EXERCISE REQUIREMENTS:
Return each line of the records holding the string "trial".

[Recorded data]

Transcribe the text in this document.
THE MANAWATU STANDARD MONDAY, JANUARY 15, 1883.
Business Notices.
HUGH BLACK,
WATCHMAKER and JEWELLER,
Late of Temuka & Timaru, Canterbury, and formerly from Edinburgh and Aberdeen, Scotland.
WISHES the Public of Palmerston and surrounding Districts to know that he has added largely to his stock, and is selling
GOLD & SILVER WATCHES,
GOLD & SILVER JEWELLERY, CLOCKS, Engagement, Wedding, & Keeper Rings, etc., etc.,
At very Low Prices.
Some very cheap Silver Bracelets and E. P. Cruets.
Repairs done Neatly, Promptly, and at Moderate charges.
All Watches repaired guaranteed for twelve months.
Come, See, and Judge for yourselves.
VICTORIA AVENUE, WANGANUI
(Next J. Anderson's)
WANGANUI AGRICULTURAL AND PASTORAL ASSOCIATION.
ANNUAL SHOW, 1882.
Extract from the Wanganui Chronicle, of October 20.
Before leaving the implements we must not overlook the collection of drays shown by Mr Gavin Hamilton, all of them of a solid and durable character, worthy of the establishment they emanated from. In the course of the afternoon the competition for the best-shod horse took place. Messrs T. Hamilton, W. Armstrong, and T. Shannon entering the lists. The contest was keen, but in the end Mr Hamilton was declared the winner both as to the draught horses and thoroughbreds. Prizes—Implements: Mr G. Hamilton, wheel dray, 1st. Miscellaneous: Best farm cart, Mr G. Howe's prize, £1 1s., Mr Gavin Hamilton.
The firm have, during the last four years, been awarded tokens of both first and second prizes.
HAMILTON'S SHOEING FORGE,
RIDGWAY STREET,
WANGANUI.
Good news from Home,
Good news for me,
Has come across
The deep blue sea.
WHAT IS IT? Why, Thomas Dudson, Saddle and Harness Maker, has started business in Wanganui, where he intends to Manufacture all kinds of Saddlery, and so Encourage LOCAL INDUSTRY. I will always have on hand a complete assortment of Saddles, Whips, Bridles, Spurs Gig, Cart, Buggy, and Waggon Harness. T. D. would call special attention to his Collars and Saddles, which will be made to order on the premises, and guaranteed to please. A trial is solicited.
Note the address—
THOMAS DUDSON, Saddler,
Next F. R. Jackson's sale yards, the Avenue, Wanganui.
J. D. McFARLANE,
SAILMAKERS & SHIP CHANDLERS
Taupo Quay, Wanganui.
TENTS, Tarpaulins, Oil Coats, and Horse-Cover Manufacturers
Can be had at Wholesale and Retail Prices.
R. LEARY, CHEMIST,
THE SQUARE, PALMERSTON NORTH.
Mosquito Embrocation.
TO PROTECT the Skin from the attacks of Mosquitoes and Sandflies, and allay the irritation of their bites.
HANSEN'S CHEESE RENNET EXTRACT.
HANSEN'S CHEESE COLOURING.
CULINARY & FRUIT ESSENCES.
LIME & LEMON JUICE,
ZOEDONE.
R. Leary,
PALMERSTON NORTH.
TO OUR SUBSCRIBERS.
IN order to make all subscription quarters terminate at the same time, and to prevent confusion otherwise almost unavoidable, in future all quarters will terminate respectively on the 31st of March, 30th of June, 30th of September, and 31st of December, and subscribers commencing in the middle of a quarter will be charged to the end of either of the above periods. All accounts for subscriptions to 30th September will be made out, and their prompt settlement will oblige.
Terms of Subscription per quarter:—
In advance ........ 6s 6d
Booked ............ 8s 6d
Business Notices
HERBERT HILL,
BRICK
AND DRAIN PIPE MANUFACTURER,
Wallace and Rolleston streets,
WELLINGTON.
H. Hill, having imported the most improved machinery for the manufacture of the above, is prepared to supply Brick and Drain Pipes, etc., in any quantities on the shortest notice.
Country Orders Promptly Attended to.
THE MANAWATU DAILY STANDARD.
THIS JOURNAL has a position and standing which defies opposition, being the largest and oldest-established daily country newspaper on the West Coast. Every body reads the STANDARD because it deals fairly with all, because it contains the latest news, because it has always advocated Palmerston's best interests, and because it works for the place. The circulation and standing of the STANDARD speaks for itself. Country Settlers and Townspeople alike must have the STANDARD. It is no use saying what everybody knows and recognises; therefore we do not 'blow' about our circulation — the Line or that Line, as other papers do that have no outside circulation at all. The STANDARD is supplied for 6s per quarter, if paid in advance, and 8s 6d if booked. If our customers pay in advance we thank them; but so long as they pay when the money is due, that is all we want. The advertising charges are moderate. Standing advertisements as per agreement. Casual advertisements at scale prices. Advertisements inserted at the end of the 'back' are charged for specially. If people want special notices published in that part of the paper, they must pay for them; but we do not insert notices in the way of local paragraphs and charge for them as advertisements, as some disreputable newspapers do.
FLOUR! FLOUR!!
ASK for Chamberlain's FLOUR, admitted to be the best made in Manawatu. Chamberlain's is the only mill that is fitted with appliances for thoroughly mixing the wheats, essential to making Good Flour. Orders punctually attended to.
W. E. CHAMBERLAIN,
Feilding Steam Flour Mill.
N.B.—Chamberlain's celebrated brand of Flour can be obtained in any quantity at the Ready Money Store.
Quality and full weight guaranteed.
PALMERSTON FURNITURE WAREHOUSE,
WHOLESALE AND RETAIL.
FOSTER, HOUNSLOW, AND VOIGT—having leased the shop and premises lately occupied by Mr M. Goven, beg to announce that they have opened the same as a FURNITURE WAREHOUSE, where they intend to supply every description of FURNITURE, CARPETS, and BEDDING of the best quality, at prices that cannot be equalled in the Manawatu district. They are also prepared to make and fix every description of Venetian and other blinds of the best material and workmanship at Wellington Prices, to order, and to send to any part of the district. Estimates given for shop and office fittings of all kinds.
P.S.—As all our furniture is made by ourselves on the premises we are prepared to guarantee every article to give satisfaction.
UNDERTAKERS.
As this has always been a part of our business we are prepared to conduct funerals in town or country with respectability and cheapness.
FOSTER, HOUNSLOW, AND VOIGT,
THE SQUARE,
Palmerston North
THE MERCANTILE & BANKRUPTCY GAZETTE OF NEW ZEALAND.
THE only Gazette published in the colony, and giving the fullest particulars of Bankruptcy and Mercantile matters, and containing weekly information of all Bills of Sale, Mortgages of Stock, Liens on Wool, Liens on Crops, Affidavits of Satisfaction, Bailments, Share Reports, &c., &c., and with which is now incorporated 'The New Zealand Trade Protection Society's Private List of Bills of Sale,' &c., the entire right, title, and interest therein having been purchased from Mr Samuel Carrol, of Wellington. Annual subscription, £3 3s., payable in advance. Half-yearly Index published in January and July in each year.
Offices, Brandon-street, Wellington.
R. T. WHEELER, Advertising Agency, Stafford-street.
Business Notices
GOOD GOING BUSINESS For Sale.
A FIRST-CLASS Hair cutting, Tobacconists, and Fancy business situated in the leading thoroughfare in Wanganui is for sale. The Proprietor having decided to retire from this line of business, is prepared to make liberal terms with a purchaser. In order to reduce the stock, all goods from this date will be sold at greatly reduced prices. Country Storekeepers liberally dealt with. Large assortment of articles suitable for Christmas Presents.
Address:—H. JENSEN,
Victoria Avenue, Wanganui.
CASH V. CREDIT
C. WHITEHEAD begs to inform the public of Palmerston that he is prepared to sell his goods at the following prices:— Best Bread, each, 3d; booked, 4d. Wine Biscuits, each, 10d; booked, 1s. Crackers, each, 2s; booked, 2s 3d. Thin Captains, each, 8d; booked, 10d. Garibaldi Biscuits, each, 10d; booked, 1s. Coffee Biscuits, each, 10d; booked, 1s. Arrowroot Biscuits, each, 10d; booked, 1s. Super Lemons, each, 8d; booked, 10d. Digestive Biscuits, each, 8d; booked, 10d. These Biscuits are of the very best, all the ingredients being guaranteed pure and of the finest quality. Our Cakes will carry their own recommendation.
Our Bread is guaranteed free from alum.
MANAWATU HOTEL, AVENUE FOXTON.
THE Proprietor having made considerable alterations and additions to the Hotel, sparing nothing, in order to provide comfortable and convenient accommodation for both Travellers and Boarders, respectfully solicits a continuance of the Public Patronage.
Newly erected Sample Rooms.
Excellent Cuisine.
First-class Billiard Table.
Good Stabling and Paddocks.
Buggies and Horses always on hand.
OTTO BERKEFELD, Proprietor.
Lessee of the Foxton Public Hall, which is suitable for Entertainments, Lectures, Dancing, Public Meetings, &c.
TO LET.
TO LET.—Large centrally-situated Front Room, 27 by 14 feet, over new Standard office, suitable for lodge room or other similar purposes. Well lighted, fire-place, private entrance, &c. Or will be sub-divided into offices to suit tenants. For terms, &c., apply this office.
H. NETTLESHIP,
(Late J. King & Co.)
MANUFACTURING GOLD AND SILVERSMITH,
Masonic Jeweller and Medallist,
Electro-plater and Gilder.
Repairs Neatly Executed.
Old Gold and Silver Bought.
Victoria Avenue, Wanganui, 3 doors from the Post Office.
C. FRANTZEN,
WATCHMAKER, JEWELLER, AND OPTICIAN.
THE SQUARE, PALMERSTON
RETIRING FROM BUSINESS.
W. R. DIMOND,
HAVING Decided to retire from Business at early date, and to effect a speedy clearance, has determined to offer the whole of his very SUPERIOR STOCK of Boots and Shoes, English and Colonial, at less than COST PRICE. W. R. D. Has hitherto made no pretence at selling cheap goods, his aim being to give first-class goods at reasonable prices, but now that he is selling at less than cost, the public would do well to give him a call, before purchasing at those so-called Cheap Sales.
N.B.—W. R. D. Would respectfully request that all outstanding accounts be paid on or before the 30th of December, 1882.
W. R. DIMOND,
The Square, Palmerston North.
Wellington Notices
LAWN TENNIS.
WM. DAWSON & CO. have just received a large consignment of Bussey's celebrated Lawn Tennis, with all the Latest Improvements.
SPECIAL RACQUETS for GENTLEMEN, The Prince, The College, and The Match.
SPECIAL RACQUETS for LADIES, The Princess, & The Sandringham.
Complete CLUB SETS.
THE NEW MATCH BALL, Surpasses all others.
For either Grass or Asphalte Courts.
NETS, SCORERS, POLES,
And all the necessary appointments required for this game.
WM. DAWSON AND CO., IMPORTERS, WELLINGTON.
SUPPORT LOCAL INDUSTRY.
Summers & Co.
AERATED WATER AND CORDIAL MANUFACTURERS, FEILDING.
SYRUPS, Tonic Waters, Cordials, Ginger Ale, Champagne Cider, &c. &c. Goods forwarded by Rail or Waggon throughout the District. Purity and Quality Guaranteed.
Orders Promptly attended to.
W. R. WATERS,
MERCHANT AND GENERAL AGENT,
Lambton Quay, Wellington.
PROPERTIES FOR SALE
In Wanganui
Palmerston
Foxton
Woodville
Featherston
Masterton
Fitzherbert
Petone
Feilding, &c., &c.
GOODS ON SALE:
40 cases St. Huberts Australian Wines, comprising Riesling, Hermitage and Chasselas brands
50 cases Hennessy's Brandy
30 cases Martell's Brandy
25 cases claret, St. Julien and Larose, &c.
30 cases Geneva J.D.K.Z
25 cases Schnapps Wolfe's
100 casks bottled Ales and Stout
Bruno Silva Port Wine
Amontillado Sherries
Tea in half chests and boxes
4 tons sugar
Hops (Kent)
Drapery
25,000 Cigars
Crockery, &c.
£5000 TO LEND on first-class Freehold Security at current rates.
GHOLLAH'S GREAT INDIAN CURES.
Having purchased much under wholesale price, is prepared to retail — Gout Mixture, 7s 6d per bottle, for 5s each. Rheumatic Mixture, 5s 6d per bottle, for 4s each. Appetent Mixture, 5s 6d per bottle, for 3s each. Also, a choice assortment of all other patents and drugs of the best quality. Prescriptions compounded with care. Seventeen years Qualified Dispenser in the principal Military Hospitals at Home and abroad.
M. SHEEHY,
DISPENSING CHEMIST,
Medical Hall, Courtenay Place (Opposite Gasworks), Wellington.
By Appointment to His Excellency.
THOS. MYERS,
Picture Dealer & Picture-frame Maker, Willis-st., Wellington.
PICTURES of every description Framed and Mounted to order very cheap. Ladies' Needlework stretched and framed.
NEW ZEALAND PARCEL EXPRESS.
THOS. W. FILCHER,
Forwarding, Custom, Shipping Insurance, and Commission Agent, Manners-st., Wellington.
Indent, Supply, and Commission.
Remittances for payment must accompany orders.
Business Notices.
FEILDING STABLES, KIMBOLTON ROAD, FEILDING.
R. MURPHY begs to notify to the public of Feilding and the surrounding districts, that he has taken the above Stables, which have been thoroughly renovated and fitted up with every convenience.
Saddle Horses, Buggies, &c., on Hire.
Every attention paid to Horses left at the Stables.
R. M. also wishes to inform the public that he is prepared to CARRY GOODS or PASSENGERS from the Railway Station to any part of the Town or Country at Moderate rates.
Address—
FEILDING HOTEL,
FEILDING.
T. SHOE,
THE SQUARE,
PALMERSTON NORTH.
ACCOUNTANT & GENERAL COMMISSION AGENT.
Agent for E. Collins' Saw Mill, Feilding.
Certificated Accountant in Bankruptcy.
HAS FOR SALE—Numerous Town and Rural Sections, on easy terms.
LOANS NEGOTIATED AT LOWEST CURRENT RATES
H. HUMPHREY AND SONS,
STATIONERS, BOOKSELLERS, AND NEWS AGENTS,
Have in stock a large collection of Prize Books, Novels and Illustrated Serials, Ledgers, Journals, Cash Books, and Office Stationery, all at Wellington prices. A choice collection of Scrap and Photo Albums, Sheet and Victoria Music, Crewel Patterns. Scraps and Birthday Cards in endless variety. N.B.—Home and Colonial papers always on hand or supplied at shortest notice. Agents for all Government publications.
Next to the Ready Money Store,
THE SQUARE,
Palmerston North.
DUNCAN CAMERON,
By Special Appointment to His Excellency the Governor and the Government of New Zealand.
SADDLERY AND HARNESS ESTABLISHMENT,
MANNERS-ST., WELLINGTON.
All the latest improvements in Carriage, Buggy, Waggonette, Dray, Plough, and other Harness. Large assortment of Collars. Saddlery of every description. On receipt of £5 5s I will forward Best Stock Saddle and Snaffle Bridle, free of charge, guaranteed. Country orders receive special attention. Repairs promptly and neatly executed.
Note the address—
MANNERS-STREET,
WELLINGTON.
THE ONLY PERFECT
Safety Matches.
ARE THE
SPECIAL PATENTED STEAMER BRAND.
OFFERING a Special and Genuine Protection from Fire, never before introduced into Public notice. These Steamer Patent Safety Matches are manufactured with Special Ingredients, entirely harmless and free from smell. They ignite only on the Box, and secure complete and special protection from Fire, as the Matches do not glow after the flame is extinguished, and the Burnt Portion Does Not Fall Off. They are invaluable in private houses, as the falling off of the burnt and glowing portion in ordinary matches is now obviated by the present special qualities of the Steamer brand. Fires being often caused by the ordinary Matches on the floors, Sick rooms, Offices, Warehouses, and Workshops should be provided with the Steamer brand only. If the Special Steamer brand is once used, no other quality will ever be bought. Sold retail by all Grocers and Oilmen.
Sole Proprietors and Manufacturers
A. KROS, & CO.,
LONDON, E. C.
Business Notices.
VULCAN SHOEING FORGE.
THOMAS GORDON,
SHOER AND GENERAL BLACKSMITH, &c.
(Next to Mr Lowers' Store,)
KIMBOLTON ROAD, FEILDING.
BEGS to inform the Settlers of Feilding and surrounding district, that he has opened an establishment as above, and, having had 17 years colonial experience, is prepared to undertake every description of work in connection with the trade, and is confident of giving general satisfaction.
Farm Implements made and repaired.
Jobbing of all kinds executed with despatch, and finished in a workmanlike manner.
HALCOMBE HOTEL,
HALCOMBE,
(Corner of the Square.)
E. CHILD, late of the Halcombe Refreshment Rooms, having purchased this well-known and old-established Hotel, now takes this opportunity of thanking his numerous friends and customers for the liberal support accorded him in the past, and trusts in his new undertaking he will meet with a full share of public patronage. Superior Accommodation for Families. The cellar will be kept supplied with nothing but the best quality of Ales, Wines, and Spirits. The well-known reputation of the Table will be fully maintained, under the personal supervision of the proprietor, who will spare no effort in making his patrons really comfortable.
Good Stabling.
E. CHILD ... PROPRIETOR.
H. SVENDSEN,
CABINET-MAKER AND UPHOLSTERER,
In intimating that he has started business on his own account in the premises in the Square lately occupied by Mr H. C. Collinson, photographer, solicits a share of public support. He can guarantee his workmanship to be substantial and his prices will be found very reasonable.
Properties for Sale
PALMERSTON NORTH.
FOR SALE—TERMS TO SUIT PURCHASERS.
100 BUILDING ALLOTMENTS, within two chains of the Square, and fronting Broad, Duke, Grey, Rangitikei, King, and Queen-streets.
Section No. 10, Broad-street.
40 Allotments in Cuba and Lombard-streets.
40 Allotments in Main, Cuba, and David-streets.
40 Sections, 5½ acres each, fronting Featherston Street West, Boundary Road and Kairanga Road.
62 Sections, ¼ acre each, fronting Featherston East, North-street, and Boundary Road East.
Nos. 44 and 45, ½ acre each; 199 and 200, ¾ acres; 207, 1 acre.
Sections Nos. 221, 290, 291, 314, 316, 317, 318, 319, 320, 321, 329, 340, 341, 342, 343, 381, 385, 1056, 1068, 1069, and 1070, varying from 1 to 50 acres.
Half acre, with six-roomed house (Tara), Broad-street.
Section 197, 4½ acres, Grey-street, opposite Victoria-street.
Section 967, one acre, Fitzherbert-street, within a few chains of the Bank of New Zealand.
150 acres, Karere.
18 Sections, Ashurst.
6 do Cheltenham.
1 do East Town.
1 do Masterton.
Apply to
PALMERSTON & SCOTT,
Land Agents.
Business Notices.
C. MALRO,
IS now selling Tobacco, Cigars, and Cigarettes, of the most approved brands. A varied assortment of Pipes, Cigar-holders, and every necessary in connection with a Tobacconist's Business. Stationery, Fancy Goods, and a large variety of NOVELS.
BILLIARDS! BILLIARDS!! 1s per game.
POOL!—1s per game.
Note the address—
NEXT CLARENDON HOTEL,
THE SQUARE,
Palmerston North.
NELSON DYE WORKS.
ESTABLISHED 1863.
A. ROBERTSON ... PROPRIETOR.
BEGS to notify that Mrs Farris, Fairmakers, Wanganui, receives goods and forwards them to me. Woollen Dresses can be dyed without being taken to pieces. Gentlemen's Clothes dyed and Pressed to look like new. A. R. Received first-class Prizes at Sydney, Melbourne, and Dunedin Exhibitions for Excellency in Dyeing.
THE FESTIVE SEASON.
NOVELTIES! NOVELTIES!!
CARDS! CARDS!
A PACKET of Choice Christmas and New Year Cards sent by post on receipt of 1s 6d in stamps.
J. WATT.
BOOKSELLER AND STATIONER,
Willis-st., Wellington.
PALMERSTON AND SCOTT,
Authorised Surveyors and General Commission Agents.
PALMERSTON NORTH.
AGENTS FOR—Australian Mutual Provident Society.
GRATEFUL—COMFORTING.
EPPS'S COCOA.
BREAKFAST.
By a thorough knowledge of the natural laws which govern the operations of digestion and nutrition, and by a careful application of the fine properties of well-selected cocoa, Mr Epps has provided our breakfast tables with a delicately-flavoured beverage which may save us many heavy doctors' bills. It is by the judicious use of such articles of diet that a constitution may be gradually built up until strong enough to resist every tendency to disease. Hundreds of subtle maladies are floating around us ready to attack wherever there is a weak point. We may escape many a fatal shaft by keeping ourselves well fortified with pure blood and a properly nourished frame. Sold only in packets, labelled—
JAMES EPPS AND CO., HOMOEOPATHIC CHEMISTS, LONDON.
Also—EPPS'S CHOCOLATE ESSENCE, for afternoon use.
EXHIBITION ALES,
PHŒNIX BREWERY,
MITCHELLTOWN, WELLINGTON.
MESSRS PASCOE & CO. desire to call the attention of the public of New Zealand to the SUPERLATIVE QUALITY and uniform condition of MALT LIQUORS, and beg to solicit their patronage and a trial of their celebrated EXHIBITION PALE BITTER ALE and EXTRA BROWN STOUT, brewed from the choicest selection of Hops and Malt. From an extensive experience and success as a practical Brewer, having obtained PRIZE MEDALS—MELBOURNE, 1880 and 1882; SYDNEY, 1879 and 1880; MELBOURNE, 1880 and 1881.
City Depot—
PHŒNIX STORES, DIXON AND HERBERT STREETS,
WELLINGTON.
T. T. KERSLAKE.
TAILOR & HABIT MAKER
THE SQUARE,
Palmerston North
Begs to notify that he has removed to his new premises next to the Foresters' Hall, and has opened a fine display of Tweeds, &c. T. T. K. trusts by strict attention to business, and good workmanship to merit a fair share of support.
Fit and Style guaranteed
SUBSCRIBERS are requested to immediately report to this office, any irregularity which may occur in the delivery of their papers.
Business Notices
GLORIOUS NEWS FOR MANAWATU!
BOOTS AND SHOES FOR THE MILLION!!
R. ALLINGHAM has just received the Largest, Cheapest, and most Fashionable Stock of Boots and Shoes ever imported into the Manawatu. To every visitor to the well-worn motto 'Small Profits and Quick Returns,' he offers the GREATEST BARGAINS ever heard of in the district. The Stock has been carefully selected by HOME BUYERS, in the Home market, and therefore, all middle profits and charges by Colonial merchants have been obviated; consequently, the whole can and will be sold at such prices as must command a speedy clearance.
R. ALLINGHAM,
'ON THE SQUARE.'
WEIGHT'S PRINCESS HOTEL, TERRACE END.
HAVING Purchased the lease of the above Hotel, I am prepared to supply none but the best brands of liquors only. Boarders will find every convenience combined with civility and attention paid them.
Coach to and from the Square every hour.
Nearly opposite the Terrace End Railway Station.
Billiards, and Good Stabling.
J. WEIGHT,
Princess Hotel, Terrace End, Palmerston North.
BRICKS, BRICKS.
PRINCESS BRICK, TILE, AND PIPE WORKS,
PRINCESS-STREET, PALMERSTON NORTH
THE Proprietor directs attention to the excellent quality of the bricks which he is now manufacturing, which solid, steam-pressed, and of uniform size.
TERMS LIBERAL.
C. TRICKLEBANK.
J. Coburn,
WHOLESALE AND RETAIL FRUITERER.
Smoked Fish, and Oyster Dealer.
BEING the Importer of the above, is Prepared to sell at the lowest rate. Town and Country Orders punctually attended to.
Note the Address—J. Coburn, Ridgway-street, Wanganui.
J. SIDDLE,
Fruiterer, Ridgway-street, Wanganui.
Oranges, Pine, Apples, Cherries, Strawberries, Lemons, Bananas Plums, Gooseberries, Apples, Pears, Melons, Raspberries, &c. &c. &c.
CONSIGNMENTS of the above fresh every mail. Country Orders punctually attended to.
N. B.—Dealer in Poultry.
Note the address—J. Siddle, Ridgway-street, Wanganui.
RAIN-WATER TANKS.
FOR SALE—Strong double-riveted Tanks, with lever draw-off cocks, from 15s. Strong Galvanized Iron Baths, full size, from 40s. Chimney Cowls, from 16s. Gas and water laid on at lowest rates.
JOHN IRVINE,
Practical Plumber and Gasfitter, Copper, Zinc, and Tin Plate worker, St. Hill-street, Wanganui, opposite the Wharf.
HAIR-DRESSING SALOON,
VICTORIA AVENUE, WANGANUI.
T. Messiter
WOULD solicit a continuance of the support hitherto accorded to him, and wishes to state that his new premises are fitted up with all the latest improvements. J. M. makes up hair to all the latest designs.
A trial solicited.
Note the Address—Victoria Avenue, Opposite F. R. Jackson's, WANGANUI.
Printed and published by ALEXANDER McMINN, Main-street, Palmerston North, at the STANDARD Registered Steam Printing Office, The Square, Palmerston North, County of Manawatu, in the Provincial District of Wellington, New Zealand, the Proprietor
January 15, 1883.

ANSWER TO THE EXERCISE:
WHAT IS IT? Why, Thomas Dudson, Saddle and Harness Maker, has started business in Wanganui, where he intends to Manufacture all kinds of Saddlery, and so Encourage LOCAL INDUSTRY. I will always have on hand a complete assortment of Saddles, Whips, Bridles, Spurs Gig, Cart, Buggy, and Waggon Harness. T. D. would call special attention to his Collars and Saddles, which will be made to order on the premises, and guaranteed to please. A trial is solicited.
MESSRS PASCOE & CO. desire to call the attention of the public of New Zealand to the SUPERLATIVE QUALITY and uniform condition of MALT LIQUORS, and beg to solicit their patronage and a trial of their celebrated EXHIBITION PALE BITTER ALE and EXTRA BROWN STOUT, brewed from the choicest selection of Hops and Malt. From an extensive experience and success as a practical Brewer, having obtained PRIZE MEDALS—MELBOURNE, 1880 and 1882; SYDNEY, 1879 and 1880; MELBOURNE, 1880 and 1881.
A trial solicited.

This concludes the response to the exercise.